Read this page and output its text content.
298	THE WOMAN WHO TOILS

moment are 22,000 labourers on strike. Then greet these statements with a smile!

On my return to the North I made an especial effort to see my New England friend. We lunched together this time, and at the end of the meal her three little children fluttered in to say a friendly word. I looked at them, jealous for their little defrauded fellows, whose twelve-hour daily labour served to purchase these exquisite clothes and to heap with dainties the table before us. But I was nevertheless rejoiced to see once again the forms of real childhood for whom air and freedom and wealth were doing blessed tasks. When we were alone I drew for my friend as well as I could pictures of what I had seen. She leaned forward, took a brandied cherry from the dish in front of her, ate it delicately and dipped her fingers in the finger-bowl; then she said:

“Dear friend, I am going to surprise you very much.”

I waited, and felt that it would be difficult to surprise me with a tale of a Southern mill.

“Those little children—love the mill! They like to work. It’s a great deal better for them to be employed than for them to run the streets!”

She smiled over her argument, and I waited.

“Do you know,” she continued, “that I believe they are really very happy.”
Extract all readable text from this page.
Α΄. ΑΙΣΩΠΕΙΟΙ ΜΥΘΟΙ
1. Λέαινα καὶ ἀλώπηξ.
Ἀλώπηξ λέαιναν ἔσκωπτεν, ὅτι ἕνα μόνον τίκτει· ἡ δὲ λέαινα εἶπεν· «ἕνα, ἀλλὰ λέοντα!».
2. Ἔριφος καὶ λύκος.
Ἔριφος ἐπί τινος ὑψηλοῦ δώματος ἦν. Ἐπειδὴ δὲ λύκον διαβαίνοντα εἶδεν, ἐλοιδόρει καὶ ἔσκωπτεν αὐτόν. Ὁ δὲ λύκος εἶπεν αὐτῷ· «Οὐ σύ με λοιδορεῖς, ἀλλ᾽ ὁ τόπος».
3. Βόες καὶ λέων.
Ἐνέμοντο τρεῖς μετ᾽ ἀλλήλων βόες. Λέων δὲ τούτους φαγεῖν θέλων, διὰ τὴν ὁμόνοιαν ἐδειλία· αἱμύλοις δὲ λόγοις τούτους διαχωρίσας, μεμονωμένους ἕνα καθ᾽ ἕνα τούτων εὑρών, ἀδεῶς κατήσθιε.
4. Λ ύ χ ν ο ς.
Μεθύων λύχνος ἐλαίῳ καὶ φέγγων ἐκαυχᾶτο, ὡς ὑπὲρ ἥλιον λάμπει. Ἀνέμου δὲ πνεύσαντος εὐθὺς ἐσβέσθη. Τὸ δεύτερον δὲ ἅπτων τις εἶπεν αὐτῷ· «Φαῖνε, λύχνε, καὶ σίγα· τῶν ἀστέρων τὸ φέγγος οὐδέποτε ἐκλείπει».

......

What you have to do – All of the records must be repeated exactly.

Response to this exercise –
Read this page and output its text content.
298	THE WOMAN WHO TOILS

moment are 22,000 labourers on strike. Then greet these statements with a smile!

On my return to the North I made an especial effort to see my New England friend. We lunched together this time, and at the end of the meal her three little children fluttered in to say a friendly word. I looked at them, jealous for their little defrauded fellows, whose twelve-hour daily labour served to purchase these exquisite clothes and to heap with dainties the table before us. But I was nevertheless rejoiced to see once again the forms of real childhood for whom air and freedom and wealth were doing blessed tasks. When we were alone I drew for my friend as well as I could pictures of what I had seen. She leaned forward, took a brandied cherry from the dish in front of her, ate it delicately and dipped her fingers in the finger-bowl; then she said:

“Dear friend, I am going to surprise you very much.”

I waited, and felt that it would be difficult to surprise me with a tale of a Southern mill.

“Those little children—love the mill! They like to work. It’s a great deal better for them to be employed than for them to run the streets!”

She smiled over her argument, and I waited.

“Do you know,” she continued, “that I believe they are really very happy.”
Extract all readable text from this page.
Α΄. ΑΙΣΩΠΕΙΟΙ ΜΥΘΟΙ
1. Λέαινα καὶ ἀλώπηξ.
Ἀλώπηξ λέαιναν ἔσκωπτεν, ὅτι ἕνα μόνον τίκτει· ἡ δὲ λέαινα εἶπεν· «ἕνα, ἀλλὰ λέοντα!».
2. Ἔριφος καὶ λύκος.
Ἔριφος ἐπί τινος ὑψηλοῦ δώματος ἦν. Ἐπειδὴ δὲ λύκον διαβαίνοντα εἶδεν, ἐλοιδόρει καὶ ἔσκωπτεν αὐτόν. Ὁ δὲ λύκος εἶπεν αὐτῷ· «Οὐ σύ με λοιδορεῖς, ἀλλ᾽ ὁ τόπος».
3. Βόες καὶ λέων.
Ἐνέμοντο τρεῖς μετ᾽ ἀλλήλων βόες. Λέων δὲ τούτους φαγεῖν θέλων, διὰ τὴν ὁμόνοιαν ἐδειλία· αἱμύλοις δὲ λόγοις τούτους διαχωρίσας, μεμονωμένους ἕνα καθ᾽ ἕνα τούτων εὑρών, ἀδεῶς κατήσθιε.
4. Λ ύ χ ν ο ς.
Μεθύων λύχνος ἐλαίῳ καὶ φέγγων ἐκαυχᾶτο, ὡς ὑπὲρ ἥλιον λάμπει. Ἀνέμου δὲ πνεύσαντος εὐθὺς ἐσβέσθη. Τὸ δεύτερον δὲ ἅπτων τις εἶπεν αὐτῷ· «Φαῖνε, λύχνε, καὶ σίγα· τῶν ἀστέρων τὸ φέγγος οὐδέποτε ἐκλείπει».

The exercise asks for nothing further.